INPUT DATA =
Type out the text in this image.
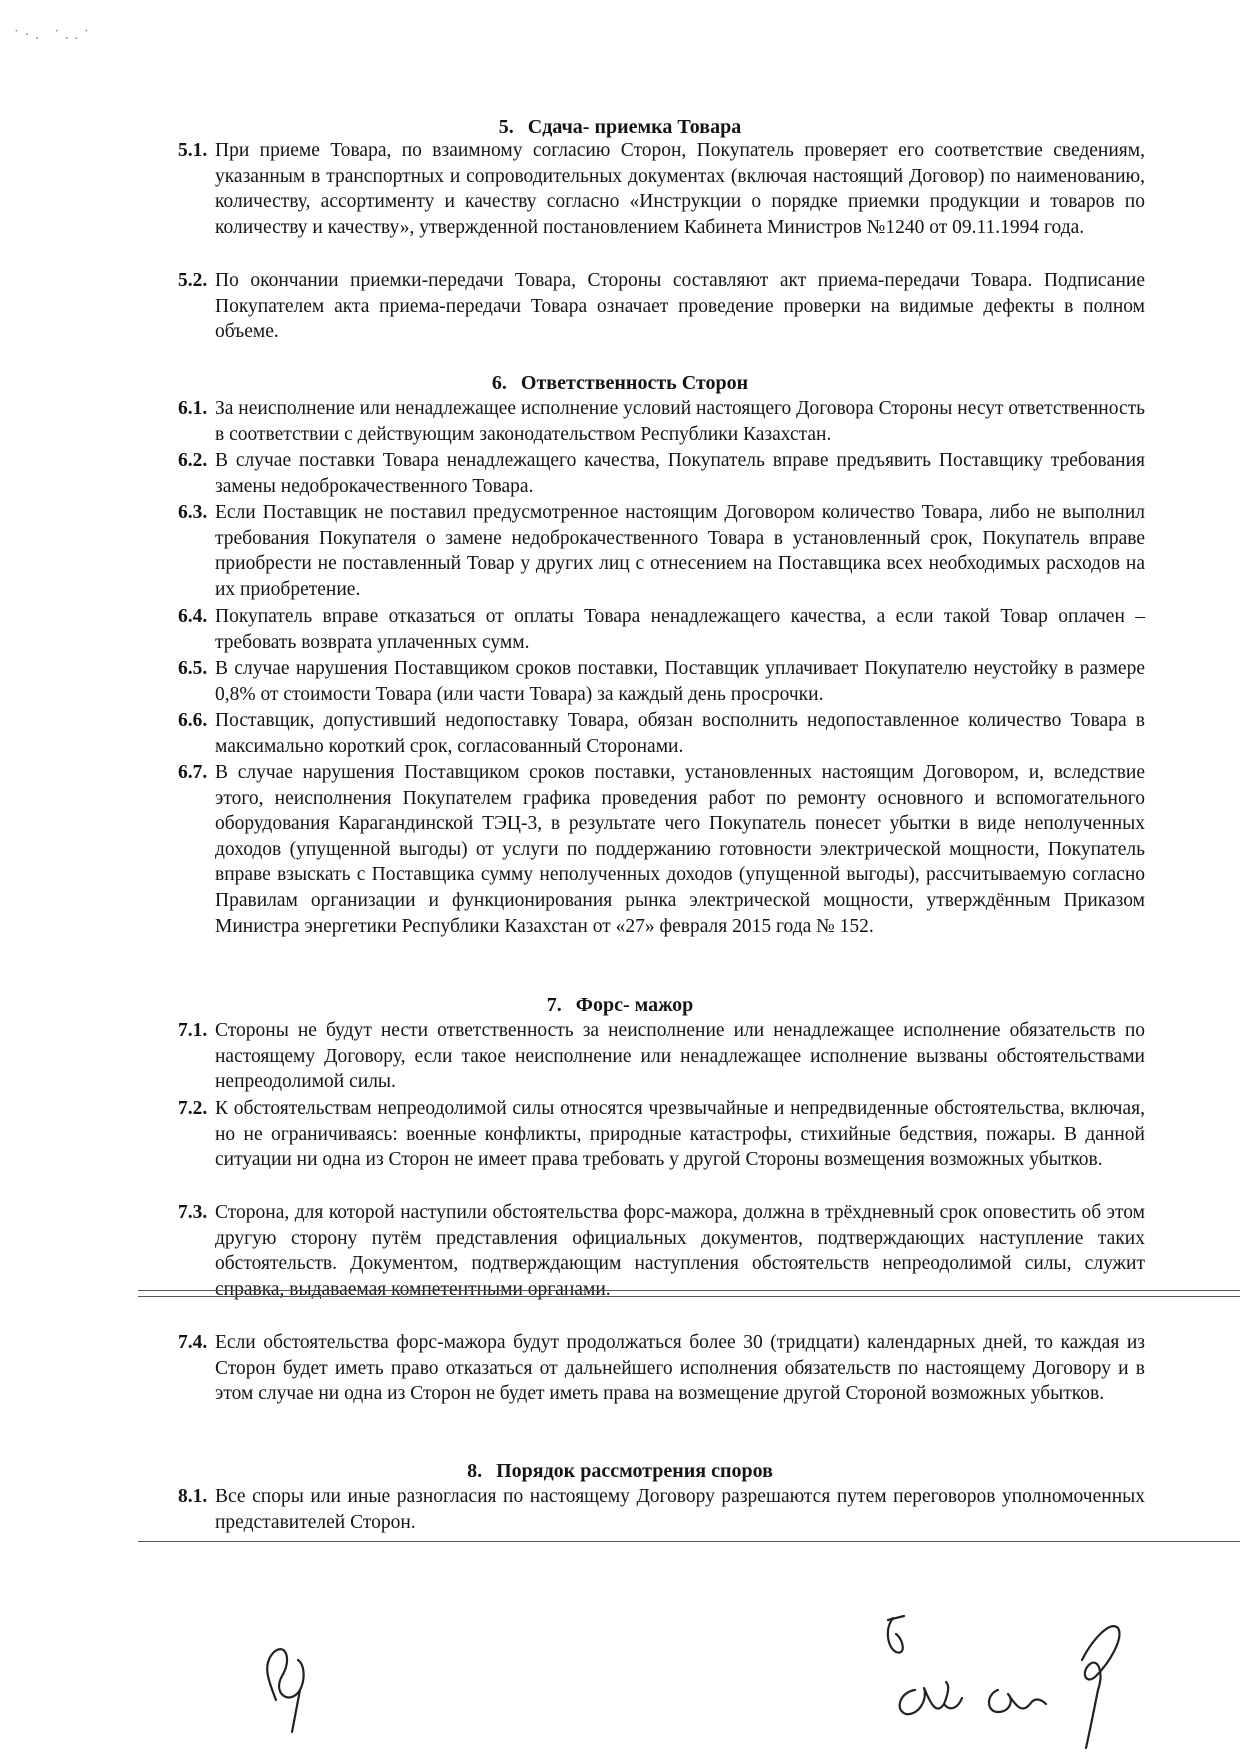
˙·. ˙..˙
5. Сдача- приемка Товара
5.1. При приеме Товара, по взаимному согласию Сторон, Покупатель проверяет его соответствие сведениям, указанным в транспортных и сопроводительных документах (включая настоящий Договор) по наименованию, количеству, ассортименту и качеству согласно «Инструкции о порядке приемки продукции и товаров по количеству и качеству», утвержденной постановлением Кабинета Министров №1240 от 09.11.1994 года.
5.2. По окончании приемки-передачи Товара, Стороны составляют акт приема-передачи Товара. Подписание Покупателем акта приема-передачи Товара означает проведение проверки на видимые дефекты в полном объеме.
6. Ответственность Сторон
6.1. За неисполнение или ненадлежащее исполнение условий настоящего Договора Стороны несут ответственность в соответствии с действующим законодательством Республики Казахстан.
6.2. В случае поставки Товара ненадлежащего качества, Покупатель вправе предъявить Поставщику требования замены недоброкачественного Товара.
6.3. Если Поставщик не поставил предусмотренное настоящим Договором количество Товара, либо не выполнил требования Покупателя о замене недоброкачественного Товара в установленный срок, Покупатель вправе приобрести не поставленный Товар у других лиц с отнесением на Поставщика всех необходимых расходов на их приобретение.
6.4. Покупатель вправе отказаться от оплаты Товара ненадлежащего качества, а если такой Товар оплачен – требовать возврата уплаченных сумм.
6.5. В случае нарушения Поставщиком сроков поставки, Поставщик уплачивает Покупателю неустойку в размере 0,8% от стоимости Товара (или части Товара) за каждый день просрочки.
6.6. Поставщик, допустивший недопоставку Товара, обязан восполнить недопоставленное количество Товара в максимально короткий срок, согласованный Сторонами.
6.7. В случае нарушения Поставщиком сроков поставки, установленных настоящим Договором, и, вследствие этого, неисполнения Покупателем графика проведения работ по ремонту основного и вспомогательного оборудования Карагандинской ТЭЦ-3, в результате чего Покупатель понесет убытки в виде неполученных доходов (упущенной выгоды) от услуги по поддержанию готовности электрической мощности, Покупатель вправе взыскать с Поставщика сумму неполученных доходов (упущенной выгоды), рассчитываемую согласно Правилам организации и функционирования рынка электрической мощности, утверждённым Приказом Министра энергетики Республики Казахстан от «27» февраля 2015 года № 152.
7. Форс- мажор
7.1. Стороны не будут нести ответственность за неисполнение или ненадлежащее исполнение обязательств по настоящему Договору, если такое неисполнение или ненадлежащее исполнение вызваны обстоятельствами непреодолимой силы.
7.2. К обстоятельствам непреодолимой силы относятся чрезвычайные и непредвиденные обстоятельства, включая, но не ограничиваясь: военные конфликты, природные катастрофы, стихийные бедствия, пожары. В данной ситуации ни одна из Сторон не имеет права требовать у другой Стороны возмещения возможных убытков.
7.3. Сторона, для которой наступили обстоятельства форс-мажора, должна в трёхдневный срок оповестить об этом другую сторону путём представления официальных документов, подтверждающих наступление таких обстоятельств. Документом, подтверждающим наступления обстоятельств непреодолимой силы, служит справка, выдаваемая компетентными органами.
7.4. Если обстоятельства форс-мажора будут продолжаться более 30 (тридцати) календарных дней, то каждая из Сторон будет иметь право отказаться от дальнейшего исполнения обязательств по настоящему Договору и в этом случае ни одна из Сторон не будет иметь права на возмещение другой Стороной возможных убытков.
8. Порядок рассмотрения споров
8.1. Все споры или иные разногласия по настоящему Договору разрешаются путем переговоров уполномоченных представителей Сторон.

* * *

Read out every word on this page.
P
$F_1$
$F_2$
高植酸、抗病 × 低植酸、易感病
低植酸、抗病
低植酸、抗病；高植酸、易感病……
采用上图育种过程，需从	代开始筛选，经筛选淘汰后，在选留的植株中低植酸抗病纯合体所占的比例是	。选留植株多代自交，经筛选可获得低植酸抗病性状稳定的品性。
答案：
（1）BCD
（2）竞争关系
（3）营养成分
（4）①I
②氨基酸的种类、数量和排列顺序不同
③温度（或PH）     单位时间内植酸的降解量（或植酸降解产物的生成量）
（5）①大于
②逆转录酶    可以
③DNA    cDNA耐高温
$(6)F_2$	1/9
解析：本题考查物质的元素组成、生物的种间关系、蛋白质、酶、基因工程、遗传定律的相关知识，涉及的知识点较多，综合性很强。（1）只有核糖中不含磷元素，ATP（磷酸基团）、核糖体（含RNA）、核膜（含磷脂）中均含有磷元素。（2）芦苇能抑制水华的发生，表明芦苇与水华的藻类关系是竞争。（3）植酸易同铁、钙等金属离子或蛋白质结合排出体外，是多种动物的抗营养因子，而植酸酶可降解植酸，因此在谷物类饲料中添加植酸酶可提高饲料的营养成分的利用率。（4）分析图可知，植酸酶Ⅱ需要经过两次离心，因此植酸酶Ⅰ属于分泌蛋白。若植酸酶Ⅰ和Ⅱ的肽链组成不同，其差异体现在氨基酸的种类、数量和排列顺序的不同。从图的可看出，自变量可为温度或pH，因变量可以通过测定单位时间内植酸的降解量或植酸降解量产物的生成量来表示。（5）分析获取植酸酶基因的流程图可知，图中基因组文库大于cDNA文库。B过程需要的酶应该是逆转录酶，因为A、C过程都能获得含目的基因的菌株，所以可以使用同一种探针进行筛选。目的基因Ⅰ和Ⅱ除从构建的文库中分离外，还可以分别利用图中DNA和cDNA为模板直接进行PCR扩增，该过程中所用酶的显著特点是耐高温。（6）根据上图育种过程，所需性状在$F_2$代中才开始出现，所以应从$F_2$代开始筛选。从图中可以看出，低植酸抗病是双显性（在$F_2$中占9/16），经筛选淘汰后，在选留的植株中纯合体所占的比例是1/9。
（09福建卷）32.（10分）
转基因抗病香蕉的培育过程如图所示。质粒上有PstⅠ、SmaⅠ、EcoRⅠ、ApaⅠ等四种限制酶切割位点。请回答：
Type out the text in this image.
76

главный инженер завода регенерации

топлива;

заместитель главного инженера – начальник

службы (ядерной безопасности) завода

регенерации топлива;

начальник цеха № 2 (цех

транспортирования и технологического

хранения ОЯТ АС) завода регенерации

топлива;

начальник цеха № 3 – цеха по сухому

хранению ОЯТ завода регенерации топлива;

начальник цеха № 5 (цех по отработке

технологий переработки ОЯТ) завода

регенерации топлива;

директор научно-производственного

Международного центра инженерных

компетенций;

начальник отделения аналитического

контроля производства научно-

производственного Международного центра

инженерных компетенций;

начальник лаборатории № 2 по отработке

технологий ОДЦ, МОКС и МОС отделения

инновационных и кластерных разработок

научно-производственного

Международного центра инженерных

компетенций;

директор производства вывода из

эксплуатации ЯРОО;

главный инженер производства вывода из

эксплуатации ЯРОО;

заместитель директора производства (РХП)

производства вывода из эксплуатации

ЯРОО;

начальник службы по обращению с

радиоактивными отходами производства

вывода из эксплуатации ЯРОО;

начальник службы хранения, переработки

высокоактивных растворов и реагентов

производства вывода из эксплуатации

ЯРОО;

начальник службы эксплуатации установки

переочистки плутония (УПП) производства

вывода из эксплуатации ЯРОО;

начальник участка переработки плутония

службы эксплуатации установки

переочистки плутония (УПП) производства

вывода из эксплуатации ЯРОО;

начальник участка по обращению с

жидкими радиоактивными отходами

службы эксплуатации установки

REQUIRED WORK = In the material above, find each line that contains the word "отказаться", and select it.

ANSWER BELOW =
6.4. Покупатель вправе отказаться от оплаты Товара ненадлежащего качества, а если такой Товар оплачен – требовать возврата уплаченных сумм.
7.4. Если обстоятельства форс-мажора будут продолжаться более 30 (тридцати) календарных дней, то каждая из Сторон будет иметь право отказаться от дальнейшего исполнения обязательств по настоящему Договору и в этом случае ни одна из Сторон не будет иметь права на возмещение другой Стороной возможных убытков.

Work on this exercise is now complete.